Exercise details -
Only the pictures are omitted; repeat all other data exactly.
——————
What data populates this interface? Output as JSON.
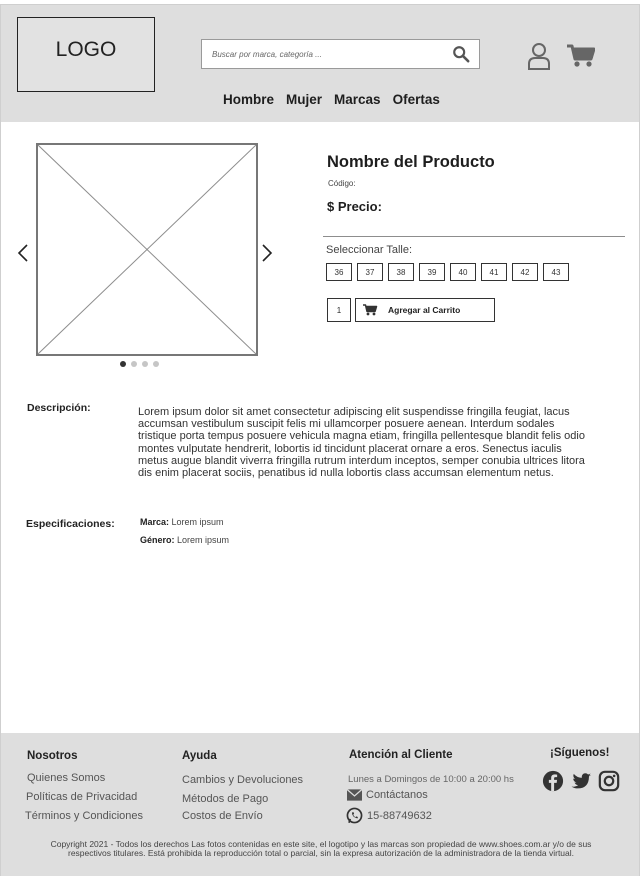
{
  "header": {
    "logo": "LOGO",
    "search_placeholder": "Buscar por marca, categoría ...",
    "nav": [
      "Hombre",
      "Mujer",
      "Marcas",
      "Ofertas"
    ]
  },
  "product": {
    "name": "Nombre del Producto",
    "code_label": "Código:",
    "price_label": "$ Precio:",
    "size_label": "Seleccionar Talle:",
    "sizes": [
      "36",
      "37",
      "38",
      "39",
      "40",
      "41",
      "42",
      "43"
    ],
    "quantity": "1",
    "add_to_cart": "Agregar al Carrito",
    "gallery_slides": 4,
    "active_slide": 1
  },
  "description": {
    "label": "Descripción:",
    "text": "Lorem ipsum dolor sit amet consectetur adipiscing elit suspendisse fringilla feugiat, lacus accumsan vestibulum suscipit felis mi ullamcorper posuere aenean. Interdum sodales tristique porta tempus posuere vehicula magna etiam, fringilla pellentesque blandit felis odio montes vulputate hendrerit, lobortis id tincidunt placerat ornare a eros. Senectus iaculis metus augue blandit viverra fringilla rutrum interdum inceptos, semper conubia ultrices litora dis enim placerat sociis, penatibus id nulla lobortis class accumsan elementum netus."
  },
  "specs": {
    "label": "Especificaciones:",
    "marca_label": "Marca:",
    "marca_value": "Lorem ipsum",
    "genero_label": "Género:",
    "genero_value": "Lorem ipsum"
  },
  "footer": {
    "nosotros": {
      "title": "Nosotros",
      "links": [
        "Quienes Somos",
        "Políticas de Privacidad",
        "Términos y Condiciones"
      ]
    },
    "ayuda": {
      "title": "Ayuda",
      "links": [
        "Cambios y Devoluciones",
        "Métodos de Pago",
        "Costos de Envío"
      ]
    },
    "atencion": {
      "title": "Atención al Cliente",
      "hours": "Lunes a Domingos de 10:00 a 20:00 hs",
      "contact": "Contáctanos",
      "phone": "15-88749632"
    },
    "social": {
      "title": "¡Síguenos!",
      "icons": [
        "facebook-icon",
        "twitter-icon",
        "instagram-icon"
      ]
    },
    "copyright": "Copyright 2021 - Todos los derechos Las fotos contenidas en este site, el logotipo y las marcas son propiedad de www.shoes.com.ar y/o de sus respectivos titulares. Está prohibida la reproducción total o parcial, sin la expresa autorización de la administradora de la tienda virtual."
  },
  "colors": {
    "header_bg": "#dedede",
    "footer_bg": "#dedede",
    "icon_gray": "#666666"
  }
}
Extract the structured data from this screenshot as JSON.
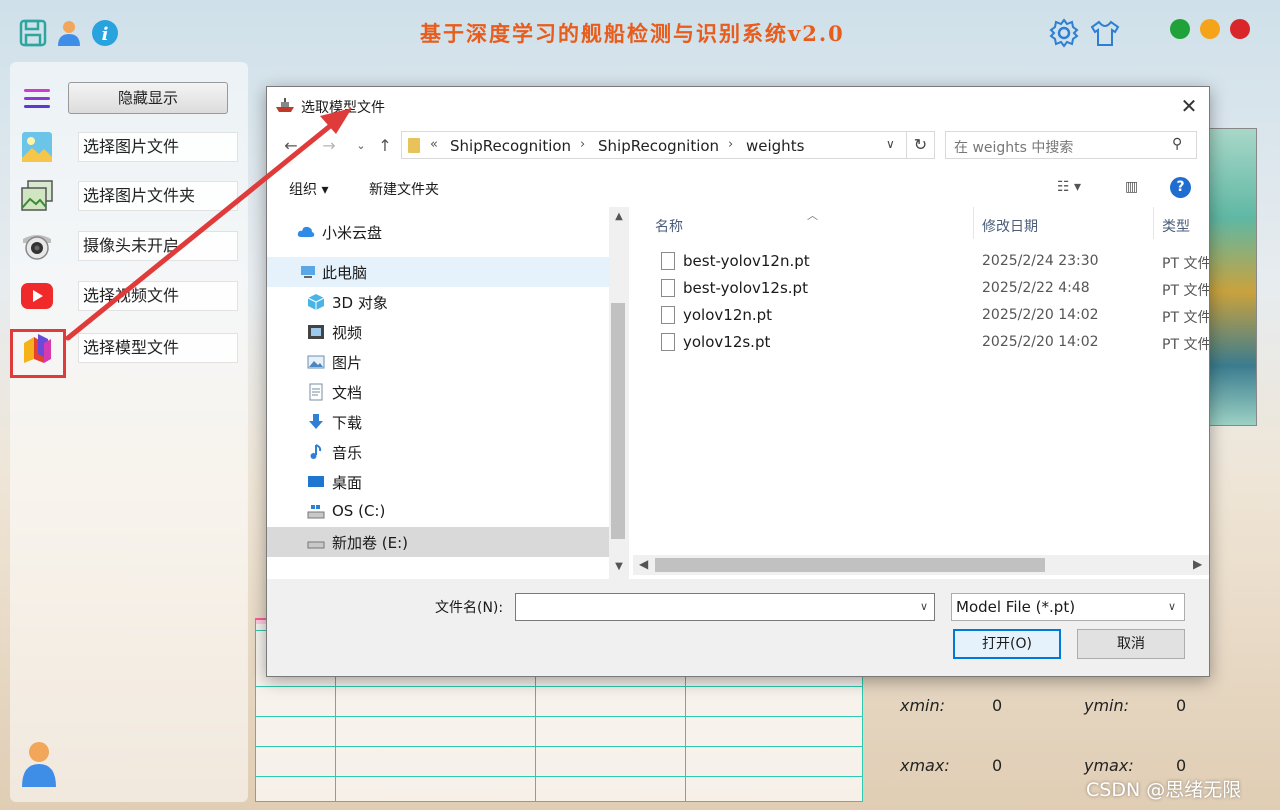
{
  "app": {
    "title": "基于深度学习的舰船检测与识别系统v2.0",
    "colors": {
      "title": "#e85c1c",
      "close": "#d9262b",
      "minimize": "#f5a41a",
      "maximize": "#1fa23a",
      "highlight": "#e03b3b",
      "arrow": "#e03b3b"
    },
    "top_icons": [
      "save-icon",
      "user-icon",
      "info-icon",
      "settings-icon",
      "skin-icon"
    ]
  },
  "sidebar": {
    "toggle_label": "隐藏显示",
    "items": [
      {
        "label": "选择图片文件",
        "icon": "image-icon"
      },
      {
        "label": "选择图片文件夹",
        "icon": "folder-images-icon"
      },
      {
        "label": "摄像头未开启",
        "icon": "camera-icon"
      },
      {
        "label": "选择视频文件",
        "icon": "video-icon"
      },
      {
        "label": "选择模型文件",
        "icon": "model-cube-icon"
      }
    ]
  },
  "results": {
    "xmin_label": "xmin:",
    "xmin_value": "0",
    "ymin_label": "ymin:",
    "ymin_value": "0",
    "xmax_label": "xmax:",
    "xmax_value": "0",
    "ymax_label": "ymax:",
    "ymax_value": "0"
  },
  "watermark": "CSDN @思绪无限",
  "dialog": {
    "title": "选取模型文件",
    "breadcrumb_prefix": "«",
    "breadcrumb": [
      "ShipRecognition",
      "ShipRecognition",
      "weights"
    ],
    "search_placeholder": "在 weights 中搜索",
    "organize_label": "组织 ▾",
    "new_folder_label": "新建文件夹",
    "nav_items": [
      {
        "label": "小米云盘",
        "icon": "cloud-icon"
      },
      {
        "label": "此电脑",
        "icon": "computer-icon"
      },
      {
        "label": "3D 对象",
        "icon": "3d-objects-icon"
      },
      {
        "label": "视频",
        "icon": "videos-icon"
      },
      {
        "label": "图片",
        "icon": "pictures-icon"
      },
      {
        "label": "文档",
        "icon": "documents-icon"
      },
      {
        "label": "下载",
        "icon": "download-icon"
      },
      {
        "label": "音乐",
        "icon": "music-icon"
      },
      {
        "label": "桌面",
        "icon": "desktop-icon"
      },
      {
        "label": "OS (C:)",
        "icon": "drive-c-icon"
      },
      {
        "label": "新加卷 (E:)",
        "icon": "drive-e-icon"
      }
    ],
    "columns": {
      "name": "名称",
      "date": "修改日期",
      "type": "类型"
    },
    "files": [
      {
        "name": "best-yolov12n.pt",
        "date": "2025/2/24 23:30",
        "type": "PT 文件"
      },
      {
        "name": "best-yolov12s.pt",
        "date": "2025/2/22 4:48",
        "type": "PT 文件"
      },
      {
        "name": "yolov12n.pt",
        "date": "2025/2/20 14:02",
        "type": "PT 文件"
      },
      {
        "name": "yolov12s.pt",
        "date": "2025/2/20 14:02",
        "type": "PT 文件"
      }
    ],
    "filename_label": "文件名(N):",
    "filename_value": "",
    "filter_value": "Model File (*.pt)",
    "open_label": "打开(O)",
    "cancel_label": "取消"
  }
}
——————
Written solution -
What data populates this interface? Output as JSON.
{
  "header": {
    "logo": "LOGO",
    "search_placeholder": "Buscar por marca, categoría ...",
    "nav": [
      "Hombre",
      "Mujer",
      "Marcas",
      "Ofertas"
    ]
  },
  "product": {
    "name": "Nombre del Producto",
    "code_label": "Código:",
    "price_label": "$ Precio:",
    "size_label": "Seleccionar Talle:",
    "sizes": [
      "36",
      "37",
      "38",
      "39",
      "40",
      "41",
      "42",
      "43"
    ],
    "quantity": "1",
    "add_to_cart": "Agregar al Carrito",
    "gallery_slides": 4,
    "active_slide": 1
  },
  "description": {
    "label": "Descripción:",
    "text": "Lorem ipsum dolor sit amet consectetur adipiscing elit suspendisse fringilla feugiat, lacus accumsan vestibulum suscipit felis mi ullamcorper posuere aenean. Interdum sodales tristique porta tempus posuere vehicula magna etiam, fringilla pellentesque blandit felis odio montes vulputate hendrerit, lobortis id tincidunt placerat ornare a eros. Senectus iaculis metus augue blandit viverra fringilla rutrum interdum inceptos, semper conubia ultrices litora dis enim placerat sociis, penatibus id nulla lobortis class accumsan elementum netus."
  },
  "specs": {
    "label": "Especificaciones:",
    "marca_label": "Marca:",
    "marca_value": "Lorem ipsum",
    "genero_label": "Género:",
    "genero_value": "Lorem ipsum"
  },
  "footer": {
    "nosotros": {
      "title": "Nosotros",
      "links": [
        "Quienes Somos",
        "Políticas de Privacidad",
        "Términos y Condiciones"
      ]
    },
    "ayuda": {
      "title": "Ayuda",
      "links": [
        "Cambios y Devoluciones",
        "Métodos de Pago",
        "Costos de Envío"
      ]
    },
    "atencion": {
      "title": "Atención al Cliente",
      "hours": "Lunes a Domingos de 10:00 a 20:00 hs",
      "contact": "Contáctanos",
      "phone": "15-88749632"
    },
    "social": {
      "title": "¡Síguenos!",
      "icons": [
        "facebook-icon",
        "twitter-icon",
        "instagram-icon"
      ]
    },
    "copyright": "Copyright 2021 - Todos los derechos Las fotos contenidas en este site, el logotipo y las marcas son propiedad de www.shoes.com.ar y/o de sus respectivos titulares. Está prohibida la reproducción total o parcial, sin la expresa autorización de la administradora de la tienda virtual."
  },
  "colors": {
    "header_bg": "#dedede",
    "footer_bg": "#dedede",
    "icon_gray": "#666666"
  }
}
Extract the structured data from this screenshot as JSON.
{
  "app": {
    "title": "基于深度学习的舰船检测与识别系统v2.0",
    "colors": {
      "title": "#e85c1c",
      "close": "#d9262b",
      "minimize": "#f5a41a",
      "maximize": "#1fa23a",
      "highlight": "#e03b3b",
      "arrow": "#e03b3b"
    },
    "top_icons": [
      "save-icon",
      "user-icon",
      "info-icon",
      "settings-icon",
      "skin-icon"
    ]
  },
  "sidebar": {
    "toggle_label": "隐藏显示",
    "items": [
      {
        "label": "选择图片文件",
        "icon": "image-icon"
      },
      {
        "label": "选择图片文件夹",
        "icon": "folder-images-icon"
      },
      {
        "label": "摄像头未开启",
        "icon": "camera-icon"
      },
      {
        "label": "选择视频文件",
        "icon": "video-icon"
      },
      {
        "label": "选择模型文件",
        "icon": "model-cube-icon"
      }
    ]
  },
  "results": {
    "xmin_label": "xmin:",
    "xmin_value": "0",
    "ymin_label": "ymin:",
    "ymin_value": "0",
    "xmax_label": "xmax:",
    "xmax_value": "0",
    "ymax_label": "ymax:",
    "ymax_value": "0"
  },
  "watermark": "CSDN @思绪无限",
  "dialog": {
    "title": "选取模型文件",
    "breadcrumb_prefix": "«",
    "breadcrumb": [
      "ShipRecognition",
      "ShipRecognition",
      "weights"
    ],
    "search_placeholder": "在 weights 中搜索",
    "organize_label": "组织 ▾",
    "new_folder_label": "新建文件夹",
    "nav_items": [
      {
        "label": "小米云盘",
        "icon": "cloud-icon"
      },
      {
        "label": "此电脑",
        "icon": "computer-icon"
      },
      {
        "label": "3D 对象",
        "icon": "3d-objects-icon"
      },
      {
        "label": "视频",
        "icon": "videos-icon"
      },
      {
        "label": "图片",
        "icon": "pictures-icon"
      },
      {
        "label": "文档",
        "icon": "documents-icon"
      },
      {
        "label": "下载",
        "icon": "download-icon"
      },
      {
        "label": "音乐",
        "icon": "music-icon"
      },
      {
        "label": "桌面",
        "icon": "desktop-icon"
      },
      {
        "label": "OS (C:)",
        "icon": "drive-c-icon"
      },
      {
        "label": "新加卷 (E:)",
        "icon": "drive-e-icon"
      }
    ],
    "columns": {
      "name": "名称",
      "date": "修改日期",
      "type": "类型"
    },
    "files": [
      {
        "name": "best-yolov12n.pt",
        "date": "2025/2/24 23:30",
        "type": "PT 文件"
      },
      {
        "name": "best-yolov12s.pt",
        "date": "2025/2/22 4:48",
        "type": "PT 文件"
      },
      {
        "name": "yolov12n.pt",
        "date": "2025/2/20 14:02",
        "type": "PT 文件"
      },
      {
        "name": "yolov12s.pt",
        "date": "2025/2/20 14:02",
        "type": "PT 文件"
      }
    ],
    "filename_label": "文件名(N):",
    "filename_value": "",
    "filter_value": "Model File (*.pt)",
    "open_label": "打开(O)",
    "cancel_label": "取消"
  }
}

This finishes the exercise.